Page:

____

Pope Gregory VII


Pope Gregory VII, born Hildebrand of Sovana, was head of the Catholic Church and ruler of the Papal States from 22 April 1073 to his death in 1085. He is venerated as a saint in the Catholic Church.
One of the great reforming popes, he initiated the Gregorian Reform, and is perhaps best known for the part he played in the Investiture Controversy, his dispute with Emperor Henry IV to establish the primacy of papal authority and the new canon law governing the election of the pope by the College of Cardinals. He was also at the forefront of developments in the relationship between the emperor and the papacy during the years before he became pope. He was the first pope to introduce a policy of obligatory celibacy for the clergy, which had until then commonly married, and also attacked the practice of simony.
During the power struggles between the papacy and the Empire, Gregory excommunicated Henry IV three times, and Henry appointed Antipope Clement III to oppose him. Though Gregory was hailed as one of the greatest of the Roman pontiffs after his reforms proved successful, during his own reign he was denounced by some for his autocratic use of papal powers.
In later times, Gregory VII became an exemplar of papal supremacy to both supporters and opponents of the papacy. Beno of Santi Martino e Silvestro, who opposed Gregory VII in the Investiture Controversy, accused him of necromancy, cruelty, tyranny, and blasphemy. This was eagerly repeated by later opponents of the Catholic Church, such as the English Protestant John Foxe. In contrast, the modern historian and Anglican priest H. E. J. Cowdrey writes, " was surprisingly flexible, feeling his way and therefore perplexing both rigorous collaborators... and cautious and steady-minded ones... His zeal, moral force, and religious conviction, however, ensured that he should retain to a remarkable degree the loyalty and service of a wide variety of men and women."

Early life

Gregory was born Hildebrand in the town of Sovana, in the County of Grosseto, now southern Tuscany, the son of a blacksmith. As a youth he was sent to study in Rome at the monastery of St. Mary on the Aventine, where his uncle was reportedly abbot of a monastery on the Aventine Hill. Among his masters were the erudite Lawrence, archbishop of Amalfi, and Johannes Gratianus, the future Pope Gregory VI. When the latter was deposed at the Council of Sutri in December of 1046, with approval of the Holy Roman Emperor Henry III and exiled to Germany, Hildebrand followed him to Cologne. According to some chroniclers, Hildebrand moved to Cluny after Gregory VI's death in 1048; though his declaration to have become a monk at Cluny is disputed.

____

Records provided:

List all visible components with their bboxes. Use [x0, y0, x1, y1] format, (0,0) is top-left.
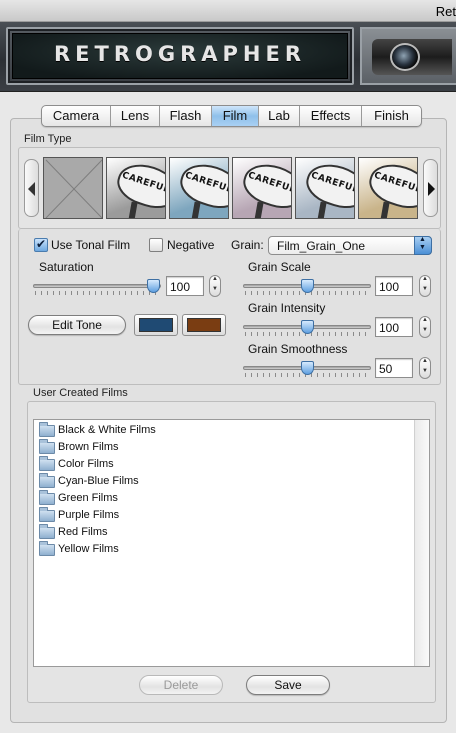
- folder-icon: [39, 541, 55, 556]
- film-thumbnail[interactable]: CAREFUL: [169, 157, 229, 219]
- tone-color-2-fill: [187, 318, 221, 332]
- film-strip-next-button[interactable]: [423, 159, 438, 217]
- use-tonal-film-checkbox[interactable]: [34, 237, 48, 252]
- use-tonal-film-label: Use Tonal Film: [51, 238, 131, 252]
- tab-film[interactable]: Film: [212, 106, 259, 126]
- user-films-heading: User Created Films: [33, 387, 128, 399]
- empty-slot-icon: [45, 159, 102, 218]
- folder-icon: [39, 507, 55, 522]
- tab-finish[interactable]: Finish: [362, 106, 421, 126]
- tone-color-1-well[interactable]: [134, 314, 178, 336]
- window-title: Ret: [435, 4, 456, 19]
- folder-icon: [39, 422, 55, 437]
- grain-intensity-input[interactable]: 100: [375, 317, 413, 337]
- grain-select[interactable]: Film_Grain_One: [268, 236, 432, 255]
- grain-smoothness-input[interactable]: 50: [375, 358, 413, 378]
- delete-button[interactable]: Delete: [139, 675, 223, 695]
- title-bar: Ret: [0, 0, 456, 22]
- grain-intensity-stepper[interactable]: [419, 316, 431, 338]
- tab-camera[interactable]: Camera: [42, 106, 111, 126]
- saturation-slider[interactable]: [33, 279, 161, 296]
- tab-flash[interactable]: Flash: [160, 106, 212, 126]
- grain-smoothness-stepper[interactable]: [419, 357, 431, 379]
- negative-checkbox[interactable]: [149, 238, 163, 252]
- list-item-label: Brown Films: [58, 441, 119, 453]
- film-thumbnail[interactable]: CAREFUL: [295, 157, 355, 219]
- slider-knob[interactable]: [301, 279, 314, 293]
- list-scrollbar[interactable]: [414, 420, 429, 666]
- grain-scale-stepper[interactable]: [419, 275, 431, 297]
- tone-color-1-fill: [139, 318, 173, 332]
- saturation-stepper[interactable]: [209, 275, 221, 297]
- film-thumbnail[interactable]: CAREFUL: [232, 157, 292, 219]
- saturation-input[interactable]: 100: [166, 276, 204, 296]
- grain-intensity-slider[interactable]: [243, 320, 371, 337]
- film-thumbnail[interactable]: CAREFUL: [358, 157, 418, 219]
- banner: RETROGRAPHER: [0, 22, 456, 92]
- grain-label: Grain:: [231, 238, 264, 252]
- arrow-left-icon: [28, 182, 35, 196]
- select-arrows-icon: [414, 236, 432, 255]
- folder-icon: [39, 524, 55, 539]
- arrow-right-icon: [428, 182, 435, 196]
- list-item-label: Yellow Films: [58, 543, 119, 555]
- film-strip-prev-button[interactable]: [24, 159, 39, 217]
- film-thumbnail[interactable]: CAREFUL: [106, 157, 166, 219]
- grain-scale-input[interactable]: 100: [375, 276, 413, 296]
- film-type-heading: Film Type: [24, 133, 72, 145]
- tab-lab[interactable]: Lab: [259, 106, 300, 126]
- grain-select-value: Film_Grain_One: [277, 239, 366, 253]
- tab-lens[interactable]: Lens: [111, 106, 160, 126]
- logo-plate: RETROGRAPHER: [6, 27, 354, 85]
- saturation-label: Saturation: [39, 260, 94, 274]
- grain-smoothness-label: Grain Smoothness: [248, 342, 348, 356]
- app-window: Ret RETROGRAPHER Camera Lens Flash Film …: [0, 0, 456, 733]
- list-item-label: Purple Films: [58, 509, 120, 521]
- tab-bar: Camera Lens Flash Film Lab Effects Finis…: [41, 105, 422, 127]
- list-item-label: Cyan-Blue Films: [58, 475, 139, 487]
- tab-effects[interactable]: Effects: [300, 106, 362, 126]
- grain-smoothness-slider[interactable]: [243, 361, 371, 378]
- tone-color-2-well[interactable]: [182, 314, 226, 336]
- logo-text: RETROGRAPHER: [53, 42, 306, 66]
- camera-image: [360, 27, 456, 85]
- camera-lens-icon: [390, 43, 420, 71]
- grain-scale-slider[interactable]: [243, 279, 371, 296]
- list-item-label: Green Films: [58, 492, 118, 504]
- folder-icon: [39, 473, 55, 488]
- user-films-list[interactable]: Black & White Films Brown Films Color Film…: [33, 419, 430, 667]
- slider-knob[interactable]: [301, 361, 314, 375]
- grain-intensity-label: Grain Intensity: [248, 301, 326, 315]
- film-thumbnail-empty[interactable]: [43, 157, 103, 219]
- list-item-label: Red Films: [58, 526, 108, 538]
- list-item-label: Black & White Films: [58, 424, 156, 436]
- grain-scale-label: Grain Scale: [248, 260, 311, 274]
- folder-icon: [39, 456, 55, 471]
- edit-tone-button[interactable]: Edit Tone: [28, 315, 126, 335]
- list-item-label: Color Films: [58, 458, 114, 470]
- save-button[interactable]: Save: [246, 675, 330, 695]
- slider-knob[interactable]: [301, 320, 314, 334]
- folder-icon: [39, 490, 55, 505]
- negative-label: Negative: [167, 238, 215, 252]
- folder-icon: [39, 439, 55, 454]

____

To be done: Please print the part of the page on Pope Gregory VII from "Gregory was born" up to and including "Cluny is disputed.", word for word.

Exercise solution:
Gregory was born Hildebrand in the town of Sovana, in the County of Grosseto, now southern Tuscany, the son of a blacksmith. As a youth he was sent to study in Rome at the monastery of St. Mary on the Aventine, where his uncle was reportedly abbot of a monastery on the Aventine Hill. Among his masters were the erudite Lawrence, archbishop of Amalfi, and Johannes Gratianus, the future Pope Gregory VI. When the latter was deposed at the Council of Sutri in December of 1046, with approval of the Holy Roman Emperor Henry III and exiled to Germany, Hildebrand followed him to Cologne. According to some chroniclers, Hildebrand moved to Cluny after Gregory VI's death in 1048; though his declaration to have become a monk at Cluny is disputed.